-------- Provided data

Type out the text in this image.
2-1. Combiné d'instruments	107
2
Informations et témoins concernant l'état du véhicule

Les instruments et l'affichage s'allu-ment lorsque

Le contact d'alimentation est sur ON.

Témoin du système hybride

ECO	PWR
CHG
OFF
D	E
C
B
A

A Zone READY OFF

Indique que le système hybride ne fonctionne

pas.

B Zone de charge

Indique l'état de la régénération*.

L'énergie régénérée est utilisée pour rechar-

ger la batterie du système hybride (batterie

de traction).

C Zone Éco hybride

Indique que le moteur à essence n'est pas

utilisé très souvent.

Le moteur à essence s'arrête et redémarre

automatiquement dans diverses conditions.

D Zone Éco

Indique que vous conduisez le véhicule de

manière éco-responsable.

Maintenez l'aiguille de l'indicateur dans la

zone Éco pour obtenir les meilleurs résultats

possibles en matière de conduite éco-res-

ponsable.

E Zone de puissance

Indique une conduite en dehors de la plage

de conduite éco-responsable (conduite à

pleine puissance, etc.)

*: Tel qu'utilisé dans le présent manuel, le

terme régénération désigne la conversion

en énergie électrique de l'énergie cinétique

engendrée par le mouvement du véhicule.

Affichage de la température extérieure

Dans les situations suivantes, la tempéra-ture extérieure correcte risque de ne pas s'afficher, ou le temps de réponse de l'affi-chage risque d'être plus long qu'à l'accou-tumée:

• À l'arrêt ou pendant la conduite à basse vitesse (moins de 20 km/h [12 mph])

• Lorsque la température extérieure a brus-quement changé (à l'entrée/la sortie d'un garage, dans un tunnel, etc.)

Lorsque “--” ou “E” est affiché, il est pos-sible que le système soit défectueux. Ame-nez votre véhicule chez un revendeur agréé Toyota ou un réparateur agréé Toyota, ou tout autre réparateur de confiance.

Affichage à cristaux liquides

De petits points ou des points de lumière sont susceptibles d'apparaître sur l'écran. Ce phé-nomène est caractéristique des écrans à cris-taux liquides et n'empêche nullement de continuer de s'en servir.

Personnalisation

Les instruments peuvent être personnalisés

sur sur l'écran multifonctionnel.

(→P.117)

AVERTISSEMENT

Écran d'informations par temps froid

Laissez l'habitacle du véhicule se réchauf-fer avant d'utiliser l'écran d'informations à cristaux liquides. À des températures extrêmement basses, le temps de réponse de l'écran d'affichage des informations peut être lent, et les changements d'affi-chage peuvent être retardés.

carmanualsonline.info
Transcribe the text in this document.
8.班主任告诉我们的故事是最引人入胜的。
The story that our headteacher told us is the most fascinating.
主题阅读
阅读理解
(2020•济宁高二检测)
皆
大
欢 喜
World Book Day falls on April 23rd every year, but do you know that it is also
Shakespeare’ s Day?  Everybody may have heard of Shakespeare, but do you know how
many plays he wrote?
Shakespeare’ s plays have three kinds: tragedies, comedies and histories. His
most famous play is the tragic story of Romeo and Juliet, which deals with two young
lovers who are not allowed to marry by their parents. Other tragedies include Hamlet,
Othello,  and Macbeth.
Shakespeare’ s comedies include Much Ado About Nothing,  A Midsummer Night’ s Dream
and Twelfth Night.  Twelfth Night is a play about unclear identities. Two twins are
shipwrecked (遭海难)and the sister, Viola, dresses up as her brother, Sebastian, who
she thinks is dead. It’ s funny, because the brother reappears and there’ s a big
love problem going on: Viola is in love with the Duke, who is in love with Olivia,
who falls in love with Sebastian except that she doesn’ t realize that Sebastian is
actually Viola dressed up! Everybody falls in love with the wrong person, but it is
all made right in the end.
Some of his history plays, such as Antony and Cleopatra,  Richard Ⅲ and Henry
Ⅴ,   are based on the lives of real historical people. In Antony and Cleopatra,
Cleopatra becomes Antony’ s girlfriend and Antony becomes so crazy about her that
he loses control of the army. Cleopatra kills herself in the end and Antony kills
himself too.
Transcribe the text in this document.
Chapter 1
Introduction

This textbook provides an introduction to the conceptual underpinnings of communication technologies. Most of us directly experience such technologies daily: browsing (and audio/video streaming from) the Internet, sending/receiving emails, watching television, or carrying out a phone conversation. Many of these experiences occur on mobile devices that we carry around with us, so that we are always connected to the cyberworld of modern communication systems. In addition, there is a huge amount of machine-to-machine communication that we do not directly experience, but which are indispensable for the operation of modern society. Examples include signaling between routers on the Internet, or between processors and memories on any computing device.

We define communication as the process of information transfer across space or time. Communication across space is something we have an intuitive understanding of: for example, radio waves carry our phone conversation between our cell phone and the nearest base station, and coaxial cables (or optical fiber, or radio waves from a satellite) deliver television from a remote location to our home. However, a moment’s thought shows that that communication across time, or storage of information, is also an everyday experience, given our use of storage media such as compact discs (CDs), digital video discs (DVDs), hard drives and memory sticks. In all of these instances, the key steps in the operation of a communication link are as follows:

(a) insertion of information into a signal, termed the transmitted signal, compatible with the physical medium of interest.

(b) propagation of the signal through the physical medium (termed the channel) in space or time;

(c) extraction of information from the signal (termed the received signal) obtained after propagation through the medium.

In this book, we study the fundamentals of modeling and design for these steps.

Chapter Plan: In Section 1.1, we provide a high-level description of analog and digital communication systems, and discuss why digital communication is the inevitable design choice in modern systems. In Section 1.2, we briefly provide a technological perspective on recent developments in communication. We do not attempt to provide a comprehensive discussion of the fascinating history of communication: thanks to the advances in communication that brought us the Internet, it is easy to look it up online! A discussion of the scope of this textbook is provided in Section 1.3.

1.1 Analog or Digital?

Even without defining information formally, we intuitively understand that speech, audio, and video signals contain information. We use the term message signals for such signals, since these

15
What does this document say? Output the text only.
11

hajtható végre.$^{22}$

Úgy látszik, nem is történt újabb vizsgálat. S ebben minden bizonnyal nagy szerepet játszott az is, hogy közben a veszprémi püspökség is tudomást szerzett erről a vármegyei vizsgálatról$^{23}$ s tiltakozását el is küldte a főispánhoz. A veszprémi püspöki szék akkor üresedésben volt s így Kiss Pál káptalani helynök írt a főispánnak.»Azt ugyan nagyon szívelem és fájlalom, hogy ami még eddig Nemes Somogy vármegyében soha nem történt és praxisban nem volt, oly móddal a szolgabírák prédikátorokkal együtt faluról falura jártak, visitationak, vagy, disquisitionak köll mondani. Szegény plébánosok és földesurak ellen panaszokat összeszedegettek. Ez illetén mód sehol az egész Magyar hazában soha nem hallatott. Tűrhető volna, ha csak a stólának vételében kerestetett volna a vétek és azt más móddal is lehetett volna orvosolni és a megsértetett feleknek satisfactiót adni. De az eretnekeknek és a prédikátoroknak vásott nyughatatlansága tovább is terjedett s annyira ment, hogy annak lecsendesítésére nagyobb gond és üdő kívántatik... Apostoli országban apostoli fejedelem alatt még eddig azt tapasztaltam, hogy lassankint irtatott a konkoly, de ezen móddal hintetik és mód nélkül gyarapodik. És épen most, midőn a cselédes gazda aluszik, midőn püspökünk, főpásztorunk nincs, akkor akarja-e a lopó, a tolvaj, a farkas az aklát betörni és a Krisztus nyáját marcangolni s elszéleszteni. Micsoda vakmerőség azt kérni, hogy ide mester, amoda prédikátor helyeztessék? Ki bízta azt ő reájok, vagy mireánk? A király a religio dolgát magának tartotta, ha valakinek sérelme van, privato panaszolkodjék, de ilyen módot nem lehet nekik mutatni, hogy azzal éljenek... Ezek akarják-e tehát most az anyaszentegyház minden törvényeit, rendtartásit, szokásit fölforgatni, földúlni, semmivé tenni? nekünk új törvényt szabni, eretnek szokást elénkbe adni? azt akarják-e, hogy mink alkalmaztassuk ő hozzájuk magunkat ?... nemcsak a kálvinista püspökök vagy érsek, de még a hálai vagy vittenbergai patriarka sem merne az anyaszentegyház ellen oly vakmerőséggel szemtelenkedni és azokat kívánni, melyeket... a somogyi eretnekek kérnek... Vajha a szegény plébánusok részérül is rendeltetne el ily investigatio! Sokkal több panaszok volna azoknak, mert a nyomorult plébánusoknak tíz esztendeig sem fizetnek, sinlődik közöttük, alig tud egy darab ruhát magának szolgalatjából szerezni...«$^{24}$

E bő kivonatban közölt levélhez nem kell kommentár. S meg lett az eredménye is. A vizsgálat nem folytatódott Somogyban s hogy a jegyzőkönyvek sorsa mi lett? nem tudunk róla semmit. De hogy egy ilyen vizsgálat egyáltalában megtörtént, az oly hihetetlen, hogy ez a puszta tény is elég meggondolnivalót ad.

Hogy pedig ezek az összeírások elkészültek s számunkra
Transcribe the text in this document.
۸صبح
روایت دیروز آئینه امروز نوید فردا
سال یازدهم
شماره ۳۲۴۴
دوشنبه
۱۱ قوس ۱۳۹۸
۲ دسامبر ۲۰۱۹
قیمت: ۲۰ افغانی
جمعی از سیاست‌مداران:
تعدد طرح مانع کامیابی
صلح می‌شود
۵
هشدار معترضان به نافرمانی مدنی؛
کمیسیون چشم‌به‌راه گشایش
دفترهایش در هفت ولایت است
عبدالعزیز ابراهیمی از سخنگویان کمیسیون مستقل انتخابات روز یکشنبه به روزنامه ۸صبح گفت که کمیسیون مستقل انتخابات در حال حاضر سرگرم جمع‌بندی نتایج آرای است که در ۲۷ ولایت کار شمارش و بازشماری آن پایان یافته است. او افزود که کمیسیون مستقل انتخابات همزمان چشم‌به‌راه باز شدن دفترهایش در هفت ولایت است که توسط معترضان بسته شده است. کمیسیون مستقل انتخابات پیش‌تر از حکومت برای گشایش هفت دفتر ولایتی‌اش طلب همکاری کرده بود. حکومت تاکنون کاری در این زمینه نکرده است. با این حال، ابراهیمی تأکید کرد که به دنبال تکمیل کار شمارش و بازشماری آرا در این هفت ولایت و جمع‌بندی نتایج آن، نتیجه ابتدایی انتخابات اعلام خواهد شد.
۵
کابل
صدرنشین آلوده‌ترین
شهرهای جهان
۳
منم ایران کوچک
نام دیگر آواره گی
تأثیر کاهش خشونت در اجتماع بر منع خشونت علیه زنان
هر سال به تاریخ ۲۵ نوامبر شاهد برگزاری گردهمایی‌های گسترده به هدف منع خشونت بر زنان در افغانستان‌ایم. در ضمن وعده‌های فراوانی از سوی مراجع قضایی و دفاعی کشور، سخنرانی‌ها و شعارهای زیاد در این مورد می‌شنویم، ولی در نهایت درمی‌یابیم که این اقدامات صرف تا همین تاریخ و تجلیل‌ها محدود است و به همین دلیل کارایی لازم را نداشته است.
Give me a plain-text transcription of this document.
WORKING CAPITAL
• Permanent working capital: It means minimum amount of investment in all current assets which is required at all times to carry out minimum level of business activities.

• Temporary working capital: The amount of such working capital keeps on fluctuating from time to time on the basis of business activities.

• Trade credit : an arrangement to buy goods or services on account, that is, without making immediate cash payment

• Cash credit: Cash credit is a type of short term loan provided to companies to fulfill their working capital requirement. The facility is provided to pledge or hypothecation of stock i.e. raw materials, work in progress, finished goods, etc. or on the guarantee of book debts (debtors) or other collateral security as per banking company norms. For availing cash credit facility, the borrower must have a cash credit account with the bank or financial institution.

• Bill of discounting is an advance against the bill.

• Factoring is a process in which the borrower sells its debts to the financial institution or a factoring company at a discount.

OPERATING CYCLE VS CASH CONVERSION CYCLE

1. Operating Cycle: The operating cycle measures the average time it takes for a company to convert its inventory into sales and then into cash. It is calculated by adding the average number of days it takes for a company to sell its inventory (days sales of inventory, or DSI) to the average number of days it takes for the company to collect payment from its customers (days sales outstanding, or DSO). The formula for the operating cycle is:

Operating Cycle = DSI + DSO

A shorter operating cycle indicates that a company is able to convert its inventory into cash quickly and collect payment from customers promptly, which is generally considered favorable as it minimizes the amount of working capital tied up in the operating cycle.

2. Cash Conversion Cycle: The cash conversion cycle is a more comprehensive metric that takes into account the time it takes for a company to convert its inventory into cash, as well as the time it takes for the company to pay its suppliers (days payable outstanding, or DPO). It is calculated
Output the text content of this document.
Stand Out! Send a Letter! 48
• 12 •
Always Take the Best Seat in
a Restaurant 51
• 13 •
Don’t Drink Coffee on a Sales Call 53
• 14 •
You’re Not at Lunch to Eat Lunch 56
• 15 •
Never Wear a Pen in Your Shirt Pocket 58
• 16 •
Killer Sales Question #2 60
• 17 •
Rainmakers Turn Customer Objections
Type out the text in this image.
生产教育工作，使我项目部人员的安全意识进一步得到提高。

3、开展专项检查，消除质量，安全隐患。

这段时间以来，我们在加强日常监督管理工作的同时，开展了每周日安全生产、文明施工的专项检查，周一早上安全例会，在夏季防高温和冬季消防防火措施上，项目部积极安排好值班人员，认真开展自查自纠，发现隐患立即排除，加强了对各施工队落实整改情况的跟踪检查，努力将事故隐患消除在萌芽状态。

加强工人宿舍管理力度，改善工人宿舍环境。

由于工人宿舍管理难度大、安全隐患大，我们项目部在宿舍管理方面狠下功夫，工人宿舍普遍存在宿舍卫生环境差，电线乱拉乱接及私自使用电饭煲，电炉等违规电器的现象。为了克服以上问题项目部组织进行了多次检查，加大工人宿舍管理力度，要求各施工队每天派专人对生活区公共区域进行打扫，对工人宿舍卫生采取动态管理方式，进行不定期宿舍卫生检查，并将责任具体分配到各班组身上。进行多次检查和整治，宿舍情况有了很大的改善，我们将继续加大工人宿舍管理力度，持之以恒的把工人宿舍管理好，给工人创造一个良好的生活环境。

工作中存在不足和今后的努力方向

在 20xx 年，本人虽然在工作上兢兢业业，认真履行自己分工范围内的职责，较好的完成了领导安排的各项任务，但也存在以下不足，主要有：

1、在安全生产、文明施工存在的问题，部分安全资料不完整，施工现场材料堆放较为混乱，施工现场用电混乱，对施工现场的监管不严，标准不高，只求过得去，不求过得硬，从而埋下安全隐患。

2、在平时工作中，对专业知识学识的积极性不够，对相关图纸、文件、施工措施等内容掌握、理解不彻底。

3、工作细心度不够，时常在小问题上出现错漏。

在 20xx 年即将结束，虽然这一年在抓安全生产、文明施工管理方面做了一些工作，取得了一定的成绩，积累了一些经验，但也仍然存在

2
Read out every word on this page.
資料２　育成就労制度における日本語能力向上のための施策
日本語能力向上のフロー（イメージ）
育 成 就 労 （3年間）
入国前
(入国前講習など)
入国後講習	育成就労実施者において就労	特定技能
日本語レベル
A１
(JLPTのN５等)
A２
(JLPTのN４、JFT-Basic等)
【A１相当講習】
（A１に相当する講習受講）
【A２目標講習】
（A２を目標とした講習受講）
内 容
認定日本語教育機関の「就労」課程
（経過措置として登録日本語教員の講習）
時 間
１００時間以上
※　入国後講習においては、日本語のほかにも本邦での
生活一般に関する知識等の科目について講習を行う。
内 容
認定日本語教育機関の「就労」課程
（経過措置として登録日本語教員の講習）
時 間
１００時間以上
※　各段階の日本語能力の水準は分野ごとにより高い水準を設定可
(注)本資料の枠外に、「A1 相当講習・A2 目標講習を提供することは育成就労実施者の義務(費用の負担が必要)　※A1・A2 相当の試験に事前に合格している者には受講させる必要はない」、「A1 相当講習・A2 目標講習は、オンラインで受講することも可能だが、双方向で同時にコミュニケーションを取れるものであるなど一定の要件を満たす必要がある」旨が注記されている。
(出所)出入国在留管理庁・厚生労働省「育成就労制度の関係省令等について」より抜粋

----------------

## Request
From the records given above, copy all lines containing "activities".

## Correct output
• Permanent working capital: It means minimum amount of investment in all current assets which is required at all times to carry out minimum level of business activities.
• Temporary working capital: The amount of such working capital keeps on fluctuating from time to time on the basis of business activities.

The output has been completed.